_The task_
Output the full listing below exactly, without the pictures.

◆ ◆ ◆

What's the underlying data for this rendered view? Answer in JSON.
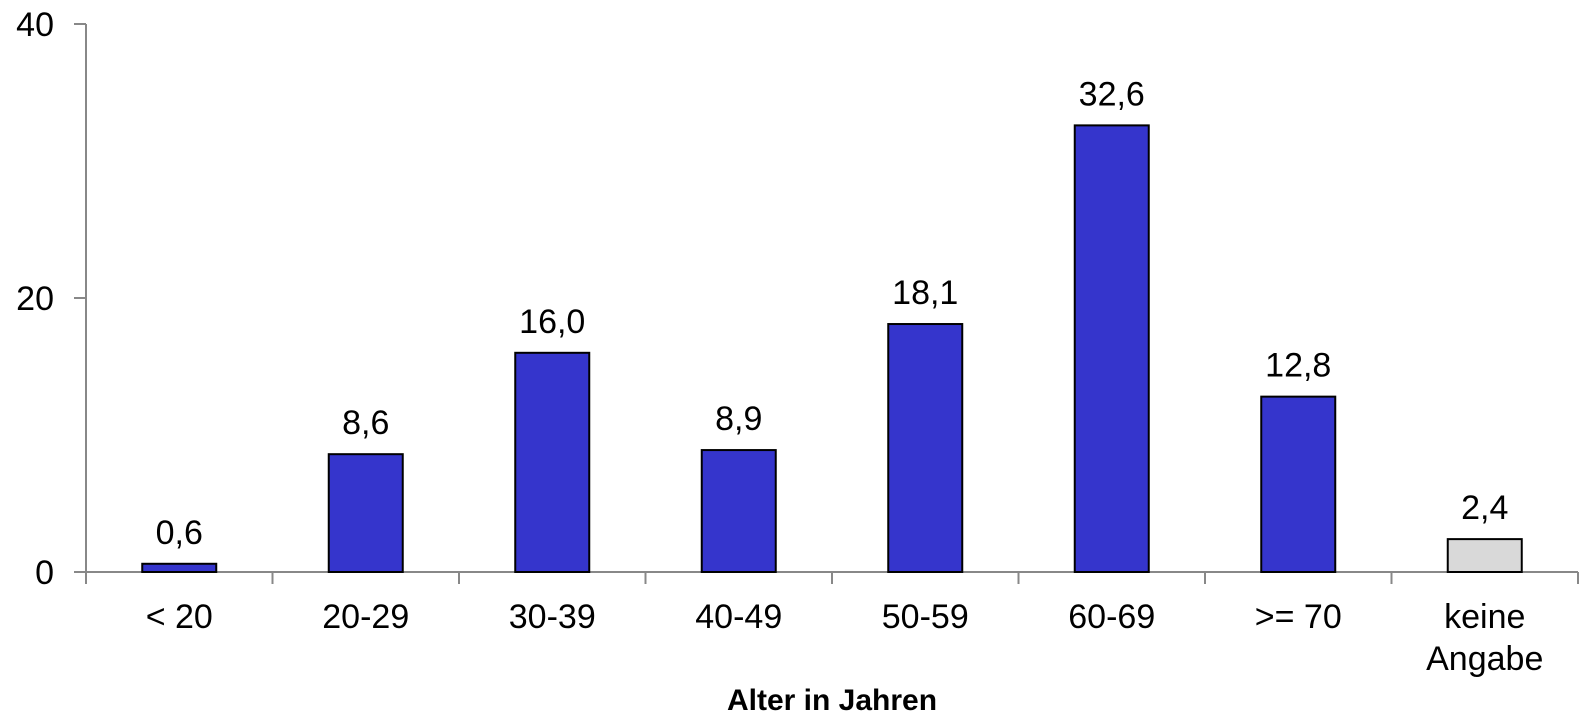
{
  "chart_data": {
    "type": "bar",
    "title": "",
    "xlabel": "Alter in Jahren",
    "ylabel": "",
    "ylim": [
      0,
      40
    ],
    "yticks": [
      "0",
      "20",
      "40"
    ],
    "ytick_values": [
      0,
      20,
      40
    ],
    "grid": false,
    "categories": [
      [
        "< 20"
      ],
      [
        "20-29"
      ],
      [
        "30-39"
      ],
      [
        "40-49"
      ],
      [
        "50-59"
      ],
      [
        "60-69"
      ],
      [
        ">= 70"
      ],
      [
        "keine",
        "Angabe"
      ]
    ],
    "values": [
      0.6,
      8.6,
      16.0,
      8.9,
      18.1,
      32.6,
      12.8,
      2.4
    ],
    "value_labels": [
      "0,6",
      "8,6",
      "16,0",
      "8,9",
      "18,1",
      "32,6",
      "12,8",
      "2,4"
    ],
    "bar_colors": [
      "#3535cc",
      "#3535cc",
      "#3535cc",
      "#3535cc",
      "#3535cc",
      "#3535cc",
      "#3535cc",
      "#d9d9d9"
    ],
    "axis_color": "#888888"
  }
}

◆ ◆ ◆

_Task output_
What's the underlying data for this rendered view? Answer in JSON.
{
  "chart_data": {
    "type": "bar",
    "title": "",
    "xlabel": "Alter in Jahren",
    "ylabel": "",
    "ylim": [
      0,
      40
    ],
    "yticks": [
      "0",
      "20",
      "40"
    ],
    "ytick_values": [
      0,
      20,
      40
    ],
    "grid": false,
    "categories": [
      [
        "< 20"
      ],
      [
        "20-29"
      ],
      [
        "30-39"
      ],
      [
        "40-49"
      ],
      [
        "50-59"
      ],
      [
        "60-69"
      ],
      [
        ">= 70"
      ],
      [
        "keine",
        "Angabe"
      ]
    ],
    "values": [
      0.6,
      8.6,
      16.0,
      8.9,
      18.1,
      32.6,
      12.8,
      2.4
    ],
    "value_labels": [
      "0,6",
      "8,6",
      "16,0",
      "8,9",
      "18,1",
      "32,6",
      "12,8",
      "2,4"
    ],
    "bar_colors": [
      "#3535cc",
      "#3535cc",
      "#3535cc",
      "#3535cc",
      "#3535cc",
      "#3535cc",
      "#3535cc",
      "#d9d9d9"
    ],
    "axis_color": "#888888"
  }
}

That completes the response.